• [Exercise directions] Search the material below for the word "open". Copy every line that has it.

======== Data excerpts ========

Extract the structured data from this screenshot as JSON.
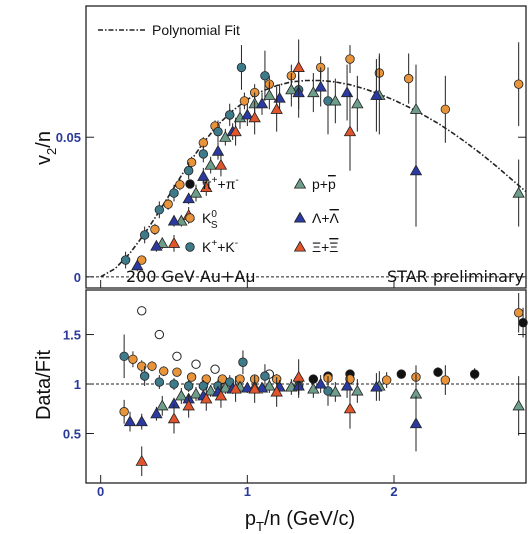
{
  "chart_data": {
    "type": "scatter",
    "xlabel_main": "p",
    "xlabel_sub": "T",
    "xlabel_rest": "/n (GeV/c)",
    "ylabel_top_main": "v",
    "ylabel_top_sub": "2",
    "ylabel_top_rest": "/n",
    "ylabel_bottom": "Data/Fit",
    "xlim": [
      -0.1,
      2.9
    ],
    "ylim_top": [
      -0.004,
      0.097
    ],
    "ylim_bottom": [
      0.0,
      1.95
    ],
    "x_ticks": [
      {
        "v": 0,
        "label": "0"
      },
      {
        "v": 1,
        "label": "1"
      },
      {
        "v": 2,
        "label": "2"
      }
    ],
    "y_ticks_top": [
      {
        "v": 0,
        "label": "0"
      },
      {
        "v": 0.05,
        "label": "0.05"
      }
    ],
    "y_ticks_bottom": [
      {
        "v": 0.5,
        "label": "0.5"
      },
      {
        "v": 1,
        "label": "1"
      },
      {
        "v": 1.5,
        "label": "1.5"
      }
    ],
    "fit_label": "Polynomial Fit",
    "fit_curve": {
      "x": [
        0.0,
        0.1,
        0.2,
        0.3,
        0.4,
        0.5,
        0.6,
        0.7,
        0.8,
        0.9,
        1.0,
        1.1,
        1.2,
        1.3,
        1.4,
        1.5,
        1.6,
        1.7,
        1.8,
        1.9,
        2.0,
        2.1,
        2.2,
        2.3,
        2.4,
        2.5,
        2.6,
        2.7,
        2.8,
        2.9
      ],
      "y": [
        0.0,
        0.003,
        0.0085,
        0.0155,
        0.0235,
        0.032,
        0.0405,
        0.048,
        0.0545,
        0.0595,
        0.0635,
        0.0665,
        0.0685,
        0.0698,
        0.0703,
        0.0703,
        0.0698,
        0.0688,
        0.0673,
        0.0655,
        0.0633,
        0.0608,
        0.058,
        0.055,
        0.0515,
        0.0478,
        0.0438,
        0.0395,
        0.035,
        0.0305
      ]
    },
    "annotation_left": "200 GeV Au+Au",
    "annotation_right": "STAR preliminary",
    "legend": [
      {
        "symbol": "circle",
        "color": "#111111",
        "t1": "π",
        "s1": "+",
        "t2": "+π",
        "s2": "-"
      },
      {
        "symbol": "triangle",
        "color": "#6e9e8a",
        "t1": "p+",
        "t2b": "p"
      },
      {
        "symbol": "circle",
        "color": "#e8943a",
        "t1": "K",
        "sb": "0",
        "sub": "S"
      },
      {
        "symbol": "triangle",
        "color": "#2b3aa0",
        "t1": "Λ+",
        "t2b": "Λ"
      },
      {
        "symbol": "circle",
        "color": "#3d7a8a",
        "t1": "K",
        "s1": "+",
        "t2": "+K",
        "s2": "-"
      },
      {
        "symbol": "triangle",
        "color": "#e0552b",
        "t1": "Ξ+",
        "t2b": "Ξ"
      }
    ],
    "series": [
      {
        "name": "π+π-",
        "symbol": "circle",
        "color": "#111111",
        "top": [],
        "bottom": [
          [
            1.45,
            1.05,
            0.03
          ],
          [
            1.55,
            1.08,
            0.03
          ],
          [
            1.7,
            1.1,
            0.03
          ],
          [
            2.05,
            1.1,
            0.04
          ],
          [
            2.3,
            1.12,
            0.05
          ],
          [
            2.55,
            1.1,
            0.06
          ],
          [
            2.88,
            1.62,
            0.15
          ]
        ]
      },
      {
        "name": "open-circle",
        "symbol": "open-circle",
        "color": "#111111",
        "top": [],
        "bottom": [
          [
            0.28,
            1.74,
            0.03
          ],
          [
            0.4,
            1.5,
            0.03
          ],
          [
            0.52,
            1.28,
            0.03
          ],
          [
            0.65,
            1.2,
            0.03
          ],
          [
            0.78,
            1.15,
            0.03
          ],
          [
            1.15,
            1.1,
            0.03
          ]
        ]
      },
      {
        "name": "K0S",
        "symbol": "circle",
        "color": "#e8943a",
        "top": [
          [
            0.28,
            0.006,
            0.001
          ],
          [
            0.37,
            0.017,
            0.002
          ],
          [
            0.46,
            0.026,
            0.002
          ],
          [
            0.54,
            0.033,
            0.002
          ],
          [
            0.62,
            0.041,
            0.002
          ],
          [
            0.7,
            0.048,
            0.002
          ],
          [
            0.78,
            0.054,
            0.002
          ],
          [
            0.88,
            0.058,
            0.002
          ],
          [
            0.98,
            0.063,
            0.003
          ],
          [
            1.05,
            0.066,
            0.003
          ],
          [
            1.15,
            0.069,
            0.003
          ],
          [
            1.3,
            0.072,
            0.004
          ],
          [
            1.5,
            0.075,
            0.004
          ],
          [
            1.7,
            0.078,
            0.005
          ],
          [
            1.9,
            0.073,
            0.007
          ],
          [
            2.1,
            0.071,
            0.009
          ],
          [
            2.35,
            0.06,
            0.012
          ],
          [
            2.85,
            0.069,
            0.015
          ]
        ],
        "bottom": [
          [
            0.16,
            0.72,
            0.12
          ],
          [
            0.22,
            1.25,
            0.08
          ],
          [
            0.28,
            1.18,
            0.06
          ],
          [
            0.35,
            1.18,
            0.05
          ],
          [
            0.43,
            1.13,
            0.05
          ],
          [
            0.52,
            1.12,
            0.04
          ],
          [
            0.62,
            1.07,
            0.04
          ],
          [
            0.72,
            1.05,
            0.04
          ],
          [
            0.83,
            1.05,
            0.04
          ],
          [
            0.95,
            1.05,
            0.04
          ],
          [
            1.05,
            1.05,
            0.04
          ],
          [
            1.2,
            1.05,
            0.05
          ],
          [
            1.35,
            1.04,
            0.05
          ],
          [
            1.55,
            1.06,
            0.06
          ],
          [
            1.7,
            1.05,
            0.07
          ],
          [
            1.95,
            1.04,
            0.08
          ],
          [
            2.15,
            1.07,
            0.12
          ],
          [
            2.35,
            1.04,
            0.15
          ],
          [
            2.85,
            1.72,
            0.2
          ]
        ]
      },
      {
        "name": "K+K-",
        "symbol": "circle",
        "color": "#3d7a8a",
        "top": [
          [
            0.17,
            0.006,
            0.003
          ],
          [
            0.3,
            0.015,
            0.003
          ],
          [
            0.4,
            0.024,
            0.003
          ],
          [
            0.5,
            0.03,
            0.003
          ],
          [
            0.6,
            0.038,
            0.003
          ],
          [
            0.7,
            0.044,
            0.003
          ],
          [
            0.8,
            0.052,
            0.004
          ],
          [
            0.88,
            0.058,
            0.004
          ],
          [
            0.96,
            0.075,
            0.008
          ],
          [
            1.12,
            0.072,
            0.009
          ],
          [
            1.35,
            0.067,
            0.01
          ],
          [
            1.55,
            0.063,
            0.012
          ]
        ],
        "bottom": [
          [
            0.16,
            1.28,
            0.22
          ],
          [
            0.3,
            1.08,
            0.1
          ],
          [
            0.4,
            1.02,
            0.07
          ],
          [
            0.5,
            1.0,
            0.06
          ],
          [
            0.6,
            0.98,
            0.06
          ],
          [
            0.7,
            0.98,
            0.06
          ],
          [
            0.8,
            0.98,
            0.07
          ],
          [
            0.88,
            1.02,
            0.07
          ],
          [
            0.97,
            1.22,
            0.12
          ],
          [
            1.12,
            1.08,
            0.12
          ],
          [
            1.35,
            0.98,
            0.12
          ],
          [
            1.55,
            0.93,
            0.15
          ]
        ]
      },
      {
        "name": "p+pbar",
        "symbol": "triangle",
        "color": "#6e9e8a",
        "top": [
          [
            0.42,
            0.012,
            0.002
          ],
          [
            0.55,
            0.02,
            0.002
          ],
          [
            0.65,
            0.03,
            0.003
          ],
          [
            0.75,
            0.04,
            0.003
          ],
          [
            0.85,
            0.05,
            0.003
          ],
          [
            0.95,
            0.057,
            0.004
          ],
          [
            1.05,
            0.062,
            0.004
          ],
          [
            1.15,
            0.065,
            0.005
          ],
          [
            1.3,
            0.067,
            0.006
          ],
          [
            1.45,
            0.066,
            0.007
          ],
          [
            1.6,
            0.063,
            0.008
          ],
          [
            1.75,
            0.062,
            0.01
          ],
          [
            1.9,
            0.065,
            0.014
          ],
          [
            2.15,
            0.06,
            0.016
          ],
          [
            2.85,
            0.03,
            0.012
          ]
        ],
        "bottom": [
          [
            0.42,
            0.78,
            0.1
          ],
          [
            0.55,
            0.88,
            0.08
          ],
          [
            0.65,
            0.9,
            0.07
          ],
          [
            0.75,
            0.93,
            0.06
          ],
          [
            0.85,
            0.96,
            0.06
          ],
          [
            0.95,
            0.97,
            0.06
          ],
          [
            1.05,
            0.97,
            0.07
          ],
          [
            1.15,
            0.98,
            0.07
          ],
          [
            1.3,
            0.97,
            0.08
          ],
          [
            1.45,
            0.95,
            0.09
          ],
          [
            1.6,
            0.92,
            0.1
          ],
          [
            1.75,
            0.93,
            0.12
          ],
          [
            1.9,
            0.98,
            0.15
          ],
          [
            2.15,
            0.9,
            0.2
          ],
          [
            2.85,
            0.78,
            0.3
          ]
        ]
      },
      {
        "name": "Λ+Λbar",
        "symbol": "triangle",
        "color": "#2b3aa0",
        "top": [
          [
            0.25,
            0.004,
            0.002
          ],
          [
            0.38,
            0.011,
            0.002
          ],
          [
            0.5,
            0.02,
            0.002
          ],
          [
            0.6,
            0.028,
            0.002
          ],
          [
            0.7,
            0.036,
            0.003
          ],
          [
            0.8,
            0.045,
            0.003
          ],
          [
            0.9,
            0.052,
            0.003
          ],
          [
            1.0,
            0.058,
            0.004
          ],
          [
            1.1,
            0.062,
            0.004
          ],
          [
            1.22,
            0.064,
            0.005
          ],
          [
            1.35,
            0.066,
            0.006
          ],
          [
            1.5,
            0.068,
            0.007
          ],
          [
            1.68,
            0.066,
            0.01
          ],
          [
            1.88,
            0.065,
            0.013
          ],
          [
            2.15,
            0.038,
            0.02
          ]
        ],
        "bottom": [
          [
            0.2,
            0.62,
            0.1
          ],
          [
            0.28,
            0.62,
            0.08
          ],
          [
            0.38,
            0.7,
            0.07
          ],
          [
            0.5,
            0.8,
            0.06
          ],
          [
            0.6,
            0.85,
            0.05
          ],
          [
            0.7,
            0.88,
            0.05
          ],
          [
            0.8,
            0.92,
            0.05
          ],
          [
            0.9,
            0.95,
            0.05
          ],
          [
            1.0,
            0.96,
            0.05
          ],
          [
            1.1,
            0.96,
            0.06
          ],
          [
            1.22,
            0.97,
            0.07
          ],
          [
            1.35,
            0.98,
            0.08
          ],
          [
            1.5,
            1.0,
            0.09
          ],
          [
            1.68,
            0.98,
            0.12
          ],
          [
            1.88,
            0.97,
            0.14
          ],
          [
            2.15,
            0.6,
            0.28
          ]
        ]
      },
      {
        "name": "Ξ+Ξbar",
        "symbol": "triangle",
        "color": "#e0552b",
        "top": [
          [
            0.5,
            0.012,
            0.003
          ],
          [
            0.6,
            0.022,
            0.003
          ],
          [
            0.72,
            0.032,
            0.003
          ],
          [
            0.82,
            0.04,
            0.004
          ],
          [
            0.92,
            0.052,
            0.005
          ],
          [
            1.05,
            0.057,
            0.006
          ],
          [
            1.2,
            0.06,
            0.008
          ],
          [
            1.35,
            0.075,
            0.01
          ],
          [
            1.7,
            0.052,
            0.014
          ]
        ],
        "bottom": [
          [
            0.28,
            0.22,
            0.15
          ],
          [
            0.5,
            0.65,
            0.15
          ],
          [
            0.6,
            0.78,
            0.12
          ],
          [
            0.72,
            0.85,
            0.12
          ],
          [
            0.82,
            0.88,
            0.12
          ],
          [
            0.92,
            0.95,
            0.13
          ],
          [
            1.05,
            0.95,
            0.14
          ],
          [
            1.2,
            0.92,
            0.15
          ],
          [
            1.35,
            1.07,
            0.18
          ],
          [
            1.7,
            0.75,
            0.2
          ]
        ]
      }
    ]
  }
}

========

• [Output for this exercise]
        "name": "open-circle",
        "symbol": "open-circle",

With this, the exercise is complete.